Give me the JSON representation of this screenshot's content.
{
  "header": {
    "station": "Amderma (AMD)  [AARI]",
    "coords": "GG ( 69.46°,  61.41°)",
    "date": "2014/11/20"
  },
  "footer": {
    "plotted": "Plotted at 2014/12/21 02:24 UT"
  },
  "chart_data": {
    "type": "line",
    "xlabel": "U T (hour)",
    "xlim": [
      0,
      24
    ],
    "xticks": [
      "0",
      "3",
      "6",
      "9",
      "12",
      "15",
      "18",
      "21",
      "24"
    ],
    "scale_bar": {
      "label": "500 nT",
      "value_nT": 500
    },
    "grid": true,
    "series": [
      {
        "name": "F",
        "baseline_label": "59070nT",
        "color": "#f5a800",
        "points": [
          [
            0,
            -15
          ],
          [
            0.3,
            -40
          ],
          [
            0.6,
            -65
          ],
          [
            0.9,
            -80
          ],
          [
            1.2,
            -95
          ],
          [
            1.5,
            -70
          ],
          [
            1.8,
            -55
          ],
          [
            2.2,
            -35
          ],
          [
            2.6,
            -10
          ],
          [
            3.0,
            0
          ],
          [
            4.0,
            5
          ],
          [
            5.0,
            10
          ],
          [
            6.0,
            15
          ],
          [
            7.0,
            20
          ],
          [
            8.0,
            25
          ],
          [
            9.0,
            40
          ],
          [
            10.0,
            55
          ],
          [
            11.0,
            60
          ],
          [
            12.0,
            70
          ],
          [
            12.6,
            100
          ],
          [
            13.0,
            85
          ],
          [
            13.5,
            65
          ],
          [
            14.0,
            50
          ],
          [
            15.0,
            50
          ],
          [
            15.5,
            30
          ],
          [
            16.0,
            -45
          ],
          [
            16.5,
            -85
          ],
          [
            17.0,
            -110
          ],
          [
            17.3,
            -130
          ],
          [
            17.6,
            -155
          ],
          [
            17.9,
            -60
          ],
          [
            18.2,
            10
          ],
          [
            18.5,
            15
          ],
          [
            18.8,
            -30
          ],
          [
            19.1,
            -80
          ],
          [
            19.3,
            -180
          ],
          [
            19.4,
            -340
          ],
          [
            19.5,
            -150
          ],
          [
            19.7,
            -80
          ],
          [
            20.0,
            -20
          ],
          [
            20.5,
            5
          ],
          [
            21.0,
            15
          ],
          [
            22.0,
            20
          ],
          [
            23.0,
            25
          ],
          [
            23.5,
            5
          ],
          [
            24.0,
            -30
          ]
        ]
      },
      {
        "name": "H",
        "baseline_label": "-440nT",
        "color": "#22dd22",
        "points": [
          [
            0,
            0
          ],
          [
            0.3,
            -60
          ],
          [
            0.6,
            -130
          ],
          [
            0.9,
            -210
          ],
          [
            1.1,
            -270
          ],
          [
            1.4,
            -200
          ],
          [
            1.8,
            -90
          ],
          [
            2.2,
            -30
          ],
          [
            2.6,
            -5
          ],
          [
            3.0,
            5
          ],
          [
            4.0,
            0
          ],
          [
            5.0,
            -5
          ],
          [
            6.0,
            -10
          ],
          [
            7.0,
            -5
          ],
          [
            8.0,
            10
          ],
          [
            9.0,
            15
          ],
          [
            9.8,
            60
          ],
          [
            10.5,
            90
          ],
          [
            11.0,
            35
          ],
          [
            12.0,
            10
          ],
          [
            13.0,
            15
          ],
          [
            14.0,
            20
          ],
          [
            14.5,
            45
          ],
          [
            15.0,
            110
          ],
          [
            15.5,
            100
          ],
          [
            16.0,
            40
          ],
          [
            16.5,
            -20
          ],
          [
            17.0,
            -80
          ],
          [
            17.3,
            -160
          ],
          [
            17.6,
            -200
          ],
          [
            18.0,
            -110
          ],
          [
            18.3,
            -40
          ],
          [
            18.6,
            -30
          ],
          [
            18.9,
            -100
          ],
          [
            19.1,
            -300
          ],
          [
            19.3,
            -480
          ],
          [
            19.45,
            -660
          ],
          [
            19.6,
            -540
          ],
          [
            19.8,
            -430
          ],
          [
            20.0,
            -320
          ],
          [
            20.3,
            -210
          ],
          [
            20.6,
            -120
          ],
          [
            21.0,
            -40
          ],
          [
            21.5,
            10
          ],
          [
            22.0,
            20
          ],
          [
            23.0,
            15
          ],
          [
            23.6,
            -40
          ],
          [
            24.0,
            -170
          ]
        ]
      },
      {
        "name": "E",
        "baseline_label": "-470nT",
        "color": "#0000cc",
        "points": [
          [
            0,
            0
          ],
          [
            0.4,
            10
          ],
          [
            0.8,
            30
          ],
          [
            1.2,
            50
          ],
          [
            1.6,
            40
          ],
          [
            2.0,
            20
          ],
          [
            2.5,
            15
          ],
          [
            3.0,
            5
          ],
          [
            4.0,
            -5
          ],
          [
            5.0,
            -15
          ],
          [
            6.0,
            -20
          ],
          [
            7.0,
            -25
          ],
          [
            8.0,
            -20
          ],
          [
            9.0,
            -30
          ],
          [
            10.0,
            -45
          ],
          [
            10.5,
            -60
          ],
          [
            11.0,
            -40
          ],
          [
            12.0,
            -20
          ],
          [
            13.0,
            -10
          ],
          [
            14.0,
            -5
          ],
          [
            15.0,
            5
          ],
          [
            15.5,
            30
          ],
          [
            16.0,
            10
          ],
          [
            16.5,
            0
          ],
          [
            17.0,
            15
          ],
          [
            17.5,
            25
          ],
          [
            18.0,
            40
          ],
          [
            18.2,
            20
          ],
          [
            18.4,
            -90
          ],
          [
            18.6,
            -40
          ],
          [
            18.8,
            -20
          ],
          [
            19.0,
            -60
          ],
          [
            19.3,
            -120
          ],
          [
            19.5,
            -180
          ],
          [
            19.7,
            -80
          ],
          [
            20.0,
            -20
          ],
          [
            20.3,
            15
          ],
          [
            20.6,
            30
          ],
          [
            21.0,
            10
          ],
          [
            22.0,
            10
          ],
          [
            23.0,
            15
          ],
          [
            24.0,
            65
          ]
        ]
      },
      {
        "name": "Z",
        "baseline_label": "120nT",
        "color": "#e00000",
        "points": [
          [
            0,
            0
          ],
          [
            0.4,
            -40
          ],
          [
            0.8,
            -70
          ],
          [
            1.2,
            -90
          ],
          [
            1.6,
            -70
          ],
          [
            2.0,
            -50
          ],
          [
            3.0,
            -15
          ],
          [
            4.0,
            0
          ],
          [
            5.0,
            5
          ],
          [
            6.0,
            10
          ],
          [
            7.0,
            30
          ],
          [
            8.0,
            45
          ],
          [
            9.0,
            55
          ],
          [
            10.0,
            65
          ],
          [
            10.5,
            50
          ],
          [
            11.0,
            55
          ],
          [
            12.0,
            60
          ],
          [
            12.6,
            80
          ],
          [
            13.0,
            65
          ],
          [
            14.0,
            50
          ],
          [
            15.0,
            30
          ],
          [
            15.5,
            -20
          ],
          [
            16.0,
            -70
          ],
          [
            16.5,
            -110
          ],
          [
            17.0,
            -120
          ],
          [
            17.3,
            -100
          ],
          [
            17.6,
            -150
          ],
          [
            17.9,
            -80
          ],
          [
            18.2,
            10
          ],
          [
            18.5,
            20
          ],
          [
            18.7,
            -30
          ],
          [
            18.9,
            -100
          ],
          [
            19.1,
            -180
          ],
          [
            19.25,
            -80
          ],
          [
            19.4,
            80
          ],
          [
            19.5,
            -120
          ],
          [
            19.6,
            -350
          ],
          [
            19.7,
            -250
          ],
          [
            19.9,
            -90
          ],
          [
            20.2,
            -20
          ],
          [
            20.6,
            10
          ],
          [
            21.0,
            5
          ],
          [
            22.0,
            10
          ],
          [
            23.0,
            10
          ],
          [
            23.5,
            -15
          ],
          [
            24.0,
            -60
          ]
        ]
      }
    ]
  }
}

====

▶ **Task to complete**
Take the entries above and transcribe them in full.

▶ **Exercise solution**
Give me the JSON representation of this screenshot's content.
{
  "header": {
    "station": "Amderma (AMD)  [AARI]",
    "coords": "GG ( 69.46°,  61.41°)",
    "date": "2014/11/20"
  },
  "footer": {
    "plotted": "Plotted at 2014/12/21 02:24 UT"
  },
  "chart_data": {
    "type": "line",
    "xlabel": "U T (hour)",
    "xlim": [
      0,
      24
    ],
    "xticks": [
      "0",
      "3",
      "6",
      "9",
      "12",
      "15",
      "18",
      "21",
      "24"
    ],
    "scale_bar": {
      "label": "500 nT",
      "value_nT": 500
    },
    "grid": true,
    "series": [
      {
        "name": "F",
        "baseline_label": "59070nT",
        "color": "#f5a800",
        "points": [
          [
            0,
            -15
          ],
          [
            0.3,
            -40
          ],
          [
            0.6,
            -65
          ],
          [
            0.9,
            -80
          ],
          [
            1.2,
            -95
          ],
          [
            1.5,
            -70
          ],
          [
            1.8,
            -55
          ],
          [
            2.2,
            -35
          ],
          [
            2.6,
            -10
          ],
          [
            3.0,
            0
          ],
          [
            4.0,
            5
          ],
          [
            5.0,
            10
          ],
          [
            6.0,
            15
          ],
          [
            7.0,
            20
          ],
          [
            8.0,
            25
          ],
          [
            9.0,
            40
          ],
          [
            10.0,
            55
          ],
          [
            11.0,
            60
          ],
          [
            12.0,
            70
          ],
          [
            12.6,
            100
          ],
          [
            13.0,
            85
          ],
          [
            13.5,
            65
          ],
          [
            14.0,
            50
          ],
          [
            15.0,
            50
          ],
          [
            15.5,
            30
          ],
          [
            16.0,
            -45
          ],
          [
            16.5,
            -85
          ],
          [
            17.0,
            -110
          ],
          [
            17.3,
            -130
          ],
          [
            17.6,
            -155
          ],
          [
            17.9,
            -60
          ],
          [
            18.2,
            10
          ],
          [
            18.5,
            15
          ],
          [
            18.8,
            -30
          ],
          [
            19.1,
            -80
          ],
          [
            19.3,
            -180
          ],
          [
            19.4,
            -340
          ],
          [
            19.5,
            -150
          ],
          [
            19.7,
            -80
          ],
          [
            20.0,
            -20
          ],
          [
            20.5,
            5
          ],
          [
            21.0,
            15
          ],
          [
            22.0,
            20
          ],
          [
            23.0,
            25
          ],
          [
            23.5,
            5
          ],
          [
            24.0,
            -30
          ]
        ]
      },
      {
        "name": "H",
        "baseline_label": "-440nT",
        "color": "#22dd22",
        "points": [
          [
            0,
            0
          ],
          [
            0.3,
            -60
          ],
          [
            0.6,
            -130
          ],
          [
            0.9,
            -210
          ],
          [
            1.1,
            -270
          ],
          [
            1.4,
            -200
          ],
          [
            1.8,
            -90
          ],
          [
            2.2,
            -30
          ],
          [
            2.6,
            -5
          ],
          [
            3.0,
            5
          ],
          [
            4.0,
            0
          ],
          [
            5.0,
            -5
          ],
          [
            6.0,
            -10
          ],
          [
            7.0,
            -5
          ],
          [
            8.0,
            10
          ],
          [
            9.0,
            15
          ],
          [
            9.8,
            60
          ],
          [
            10.5,
            90
          ],
          [
            11.0,
            35
          ],
          [
            12.0,
            10
          ],
          [
            13.0,
            15
          ],
          [
            14.0,
            20
          ],
          [
            14.5,
            45
          ],
          [
            15.0,
            110
          ],
          [
            15.5,
            100
          ],
          [
            16.0,
            40
          ],
          [
            16.5,
            -20
          ],
          [
            17.0,
            -80
          ],
          [
            17.3,
            -160
          ],
          [
            17.6,
            -200
          ],
          [
            18.0,
            -110
          ],
          [
            18.3,
            -40
          ],
          [
            18.6,
            -30
          ],
          [
            18.9,
            -100
          ],
          [
            19.1,
            -300
          ],
          [
            19.3,
            -480
          ],
          [
            19.45,
            -660
          ],
          [
            19.6,
            -540
          ],
          [
            19.8,
            -430
          ],
          [
            20.0,
            -320
          ],
          [
            20.3,
            -210
          ],
          [
            20.6,
            -120
          ],
          [
            21.0,
            -40
          ],
          [
            21.5,
            10
          ],
          [
            22.0,
            20
          ],
          [
            23.0,
            15
          ],
          [
            23.6,
            -40
          ],
          [
            24.0,
            -170
          ]
        ]
      },
      {
        "name": "E",
        "baseline_label": "-470nT",
        "color": "#0000cc",
        "points": [
          [
            0,
            0
          ],
          [
            0.4,
            10
          ],
          [
            0.8,
            30
          ],
          [
            1.2,
            50
          ],
          [
            1.6,
            40
          ],
          [
            2.0,
            20
          ],
          [
            2.5,
            15
          ],
          [
            3.0,
            5
          ],
          [
            4.0,
            -5
          ],
          [
            5.0,
            -15
          ],
          [
            6.0,
            -20
          ],
          [
            7.0,
            -25
          ],
          [
            8.0,
            -20
          ],
          [
            9.0,
            -30
          ],
          [
            10.0,
            -45
          ],
          [
            10.5,
            -60
          ],
          [
            11.0,
            -40
          ],
          [
            12.0,
            -20
          ],
          [
            13.0,
            -10
          ],
          [
            14.0,
            -5
          ],
          [
            15.0,
            5
          ],
          [
            15.5,
            30
          ],
          [
            16.0,
            10
          ],
          [
            16.5,
            0
          ],
          [
            17.0,
            15
          ],
          [
            17.5,
            25
          ],
          [
            18.0,
            40
          ],
          [
            18.2,
            20
          ],
          [
            18.4,
            -90
          ],
          [
            18.6,
            -40
          ],
          [
            18.8,
            -20
          ],
          [
            19.0,
            -60
          ],
          [
            19.3,
            -120
          ],
          [
            19.5,
            -180
          ],
          [
            19.7,
            -80
          ],
          [
            20.0,
            -20
          ],
          [
            20.3,
            15
          ],
          [
            20.6,
            30
          ],
          [
            21.0,
            10
          ],
          [
            22.0,
            10
          ],
          [
            23.0,
            15
          ],
          [
            24.0,
            65
          ]
        ]
      },
      {
        "name": "Z",
        "baseline_label": "120nT",
        "color": "#e00000",
        "points": [
          [
            0,
            0
          ],
          [
            0.4,
            -40
          ],
          [
            0.8,
            -70
          ],
          [
            1.2,
            -90
          ],
          [
            1.6,
            -70
          ],
          [
            2.0,
            -50
          ],
          [
            3.0,
            -15
          ],
          [
            4.0,
            0
          ],
          [
            5.0,
            5
          ],
          [
            6.0,
            10
          ],
          [
            7.0,
            30
          ],
          [
            8.0,
            45
          ],
          [
            9.0,
            55
          ],
          [
            10.0,
            65
          ],
          [
            10.5,
            50
          ],
          [
            11.0,
            55
          ],
          [
            12.0,
            60
          ],
          [
            12.6,
            80
          ],
          [
            13.0,
            65
          ],
          [
            14.0,
            50
          ],
          [
            15.0,
            30
          ],
          [
            15.5,
            -20
          ],
          [
            16.0,
            -70
          ],
          [
            16.5,
            -110
          ],
          [
            17.0,
            -120
          ],
          [
            17.3,
            -100
          ],
          [
            17.6,
            -150
          ],
          [
            17.9,
            -80
          ],
          [
            18.2,
            10
          ],
          [
            18.5,
            20
          ],
          [
            18.7,
            -30
          ],
          [
            18.9,
            -100
          ],
          [
            19.1,
            -180
          ],
          [
            19.25,
            -80
          ],
          [
            19.4,
            80
          ],
          [
            19.5,
            -120
          ],
          [
            19.6,
            -350
          ],
          [
            19.7,
            -250
          ],
          [
            19.9,
            -90
          ],
          [
            20.2,
            -20
          ],
          [
            20.6,
            10
          ],
          [
            21.0,
            5
          ],
          [
            22.0,
            10
          ],
          [
            23.0,
            10
          ],
          [
            23.5,
            -15
          ],
          [
            24.0,
            -60
          ]
        ]
      }
    ]
  }
}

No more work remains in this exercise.